## BEGIN Data listing

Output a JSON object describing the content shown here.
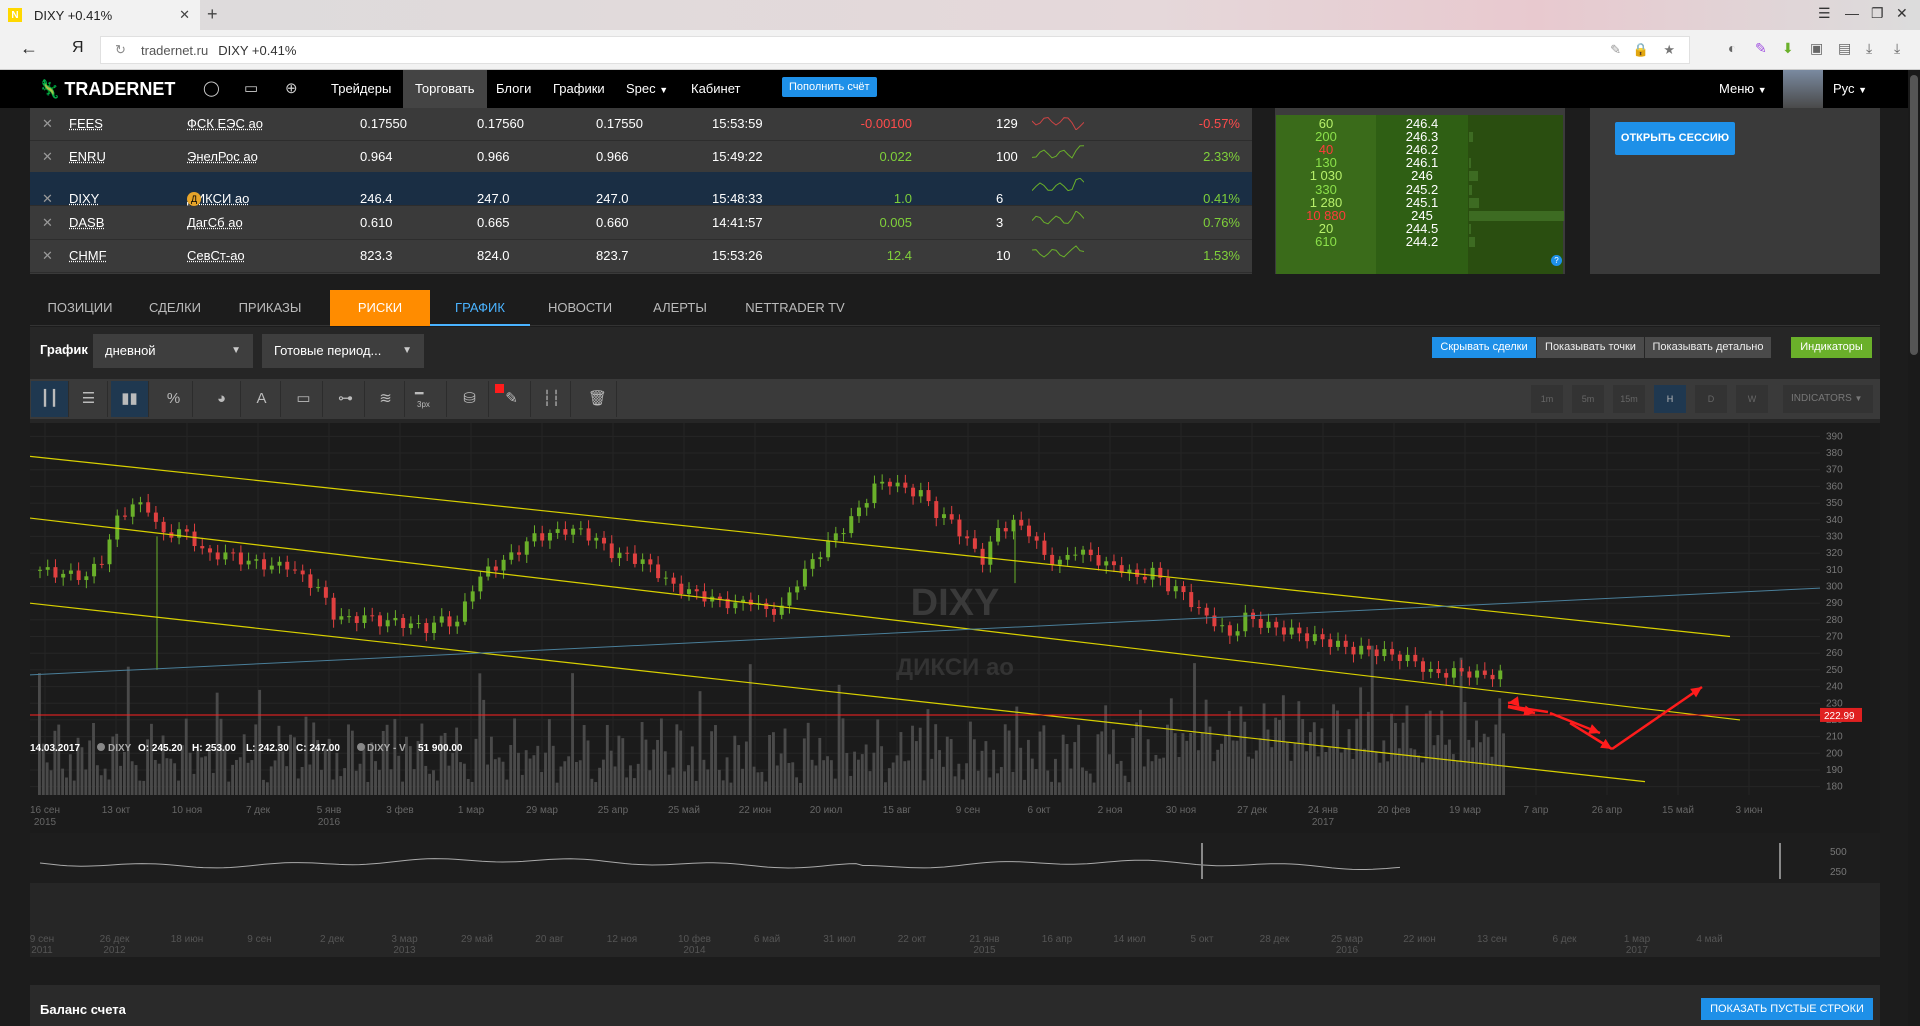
{
  "browser": {
    "tab_title": "DIXY +0.41%",
    "tab_favicon": "N",
    "url_domain": "tradernet.ru",
    "url_title": "DIXY +0.41%",
    "yandex": "Я"
  },
  "nav": {
    "logo": "TRADERNET",
    "items": [
      "Трейдеры",
      "Торговать",
      "Блоги",
      "Графики",
      "Spec",
      "Кабинет"
    ],
    "topup": "Пополнить счёт",
    "menu": "Меню",
    "lang": "Рус"
  },
  "quotes": {
    "rows": [
      {
        "ticker": "FEES",
        "name": "ФСК ЕЭС ао",
        "bid": "0.17550",
        "ask": "0.17560",
        "last": "0.17550",
        "time": "15:53:59",
        "chg": "-0.00100",
        "trades": "129",
        "pct": "-0.57%",
        "dir": "neg",
        "selected": false,
        "badge": false
      },
      {
        "ticker": "ENRU",
        "name": "ЭнелРос ао",
        "bid": "0.964",
        "ask": "0.966",
        "last": "0.966",
        "time": "15:49:22",
        "chg": "0.022",
        "trades": "100",
        "pct": "2.33%",
        "dir": "pos",
        "selected": false,
        "badge": false
      },
      {
        "ticker": "DIXY",
        "name": "ДИКСИ ао",
        "bid": "246.4",
        "ask": "247.0",
        "last": "247.0",
        "time": "15:48:33",
        "chg": "1.0",
        "trades": "6",
        "pct": "0.41%",
        "dir": "pos",
        "selected": true,
        "badge": true
      },
      {
        "ticker": "DASB",
        "name": "ДагСб ао",
        "bid": "0.610",
        "ask": "0.665",
        "last": "0.660",
        "time": "14:41:57",
        "chg": "0.005",
        "trades": "3",
        "pct": "0.76%",
        "dir": "pos",
        "selected": false,
        "badge": false
      },
      {
        "ticker": "CHMF",
        "name": "СевСт-ао",
        "bid": "823.3",
        "ask": "824.0",
        "last": "823.7",
        "time": "15:53:26",
        "chg": "12.4",
        "trades": "10",
        "pct": "1.53%",
        "dir": "pos",
        "selected": false,
        "badge": false
      }
    ]
  },
  "orderbook": {
    "rows": [
      {
        "qty": "60",
        "price": "246.4",
        "red": false
      },
      {
        "qty": "200",
        "price": "246.3",
        "red": false
      },
      {
        "qty": "40",
        "price": "246.2",
        "red": true
      },
      {
        "qty": "130",
        "price": "246.1",
        "red": false
      },
      {
        "qty": "1 030",
        "price": "246",
        "red": false
      },
      {
        "qty": "330",
        "price": "245.2",
        "red": false
      },
      {
        "qty": "1 280",
        "price": "245.1",
        "red": false
      },
      {
        "qty": "10 880",
        "price": "245",
        "red": true
      },
      {
        "qty": "20",
        "price": "244.5",
        "red": false
      },
      {
        "qty": "610",
        "price": "244.2",
        "red": false
      }
    ]
  },
  "session": {
    "open_label": "ОТКРЫТЬ СЕССИЮ"
  },
  "tabs": [
    "ПОЗИЦИИ",
    "СДЕЛКИ",
    "ПРИКАЗЫ",
    "РИСКИ",
    "ГРАФИК",
    "НОВОСТИ",
    "АЛЕРТЫ",
    "NETTRADER TV"
  ],
  "chart_panel": {
    "label": "График",
    "period": "дневной",
    "ready": "Готовые период...",
    "hide_deals": "Скрывать сделки",
    "show_points": "Показывать точки",
    "show_detail": "Показывать детально",
    "indicators": "Индикаторы",
    "intervals": [
      "1m",
      "5m",
      "15m",
      "H",
      "D",
      "W"
    ],
    "indicators_sel": "INDICATORS",
    "linewidth": "3px"
  },
  "chart_data": {
    "type": "candlestick",
    "watermark_ticker": "DIXY",
    "watermark_name": "ДИКСИ ао",
    "info": {
      "date": "14.03.2017",
      "sym": "DIXY",
      "o": "O: 245.20",
      "h": "H: 253.00",
      "l": "L: 242.30",
      "c": "C: 247.00",
      "vsym": "DIXY - V",
      "vol": "51 900.00"
    },
    "price_line": "222.99",
    "y_ticks": [
      "390",
      "380",
      "370",
      "360",
      "350",
      "340",
      "330",
      "320",
      "310",
      "300",
      "290",
      "280",
      "270",
      "260",
      "250",
      "240",
      "230",
      "220",
      "210",
      "200",
      "190",
      "180"
    ],
    "ylim": [
      175,
      395
    ],
    "x_ticks": [
      "16 сен 2015",
      "13 окт",
      "10 ноя",
      "7 дек",
      "5 янв 2016",
      "3 фев",
      "1 мар",
      "29 мар",
      "25 апр",
      "25 май",
      "22 июн",
      "20 июл",
      "15 авг",
      "9 сен",
      "6 окт",
      "2 ноя",
      "30 ноя",
      "27 дек",
      "24 янв 2017",
      "20 фев",
      "19 мар",
      "7 апр",
      "26 апр",
      "15 май",
      "3 июн"
    ],
    "x_tick_lines": [
      true,
      false,
      false,
      false,
      true,
      false,
      false,
      false,
      false,
      false,
      false,
      false,
      false,
      false,
      false,
      false,
      false,
      false,
      true,
      false,
      false,
      false,
      false,
      false,
      false
    ],
    "closes": [
      310,
      308,
      307,
      306,
      316,
      340,
      349,
      347,
      330,
      334,
      327,
      318,
      320,
      316,
      314,
      312,
      313,
      305,
      299,
      283,
      280,
      282,
      279,
      279,
      277,
      275,
      280,
      278,
      300,
      310,
      315,
      322,
      330,
      331,
      334,
      333,
      328,
      320,
      318,
      315,
      308,
      300,
      297,
      294,
      291,
      289,
      292,
      285,
      287,
      303,
      315,
      326,
      335,
      346,
      360,
      363,
      358,
      356,
      344,
      339,
      327,
      316,
      334,
      338,
      333,
      318,
      314,
      322,
      318,
      313,
      311,
      305,
      309,
      300,
      296,
      285,
      279,
      270,
      282,
      278,
      275,
      273,
      270,
      268,
      265,
      262,
      262,
      260,
      258,
      255,
      248,
      248,
      249,
      247,
      247
    ],
    "nav_ticks": [
      "9 сен 2011",
      "26 дек 2012",
      "18 июн",
      "9 сен",
      "2 дек",
      "3 мар 2013",
      "29 май",
      "20 авг",
      "12 ноя",
      "10 фев 2014",
      "6 май",
      "31 июл",
      "22 окт",
      "21 янв 2015",
      "16 апр",
      "14 июл",
      "5 окт",
      "28 дек",
      "25 мар 2016",
      "22 июн",
      "13 сен",
      "6 дек",
      "1 мар 2017",
      "4 май"
    ],
    "nav_scale": [
      "500",
      "250"
    ]
  },
  "balance": {
    "label": "Баланс счета",
    "show_empty": "ПОКАЗАТЬ ПУСТЫЕ СТРОКИ"
  },
  "colors": {
    "accent": "#1e90e8",
    "risk_tab": "#ff8c00",
    "pos": "#7fd03a",
    "neg": "#ff4c4c",
    "channel": "#e8e000",
    "arrow": "#ff1c1c",
    "trend": "#4a7f9a"
  }
}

## END Data listing

Locate the lines above that contain "trades" and copy them.

Exercise output:
        "trades": "129",
        "trades": "100",
        "trades": "6",
        "trades": "3",
        "trades": "10",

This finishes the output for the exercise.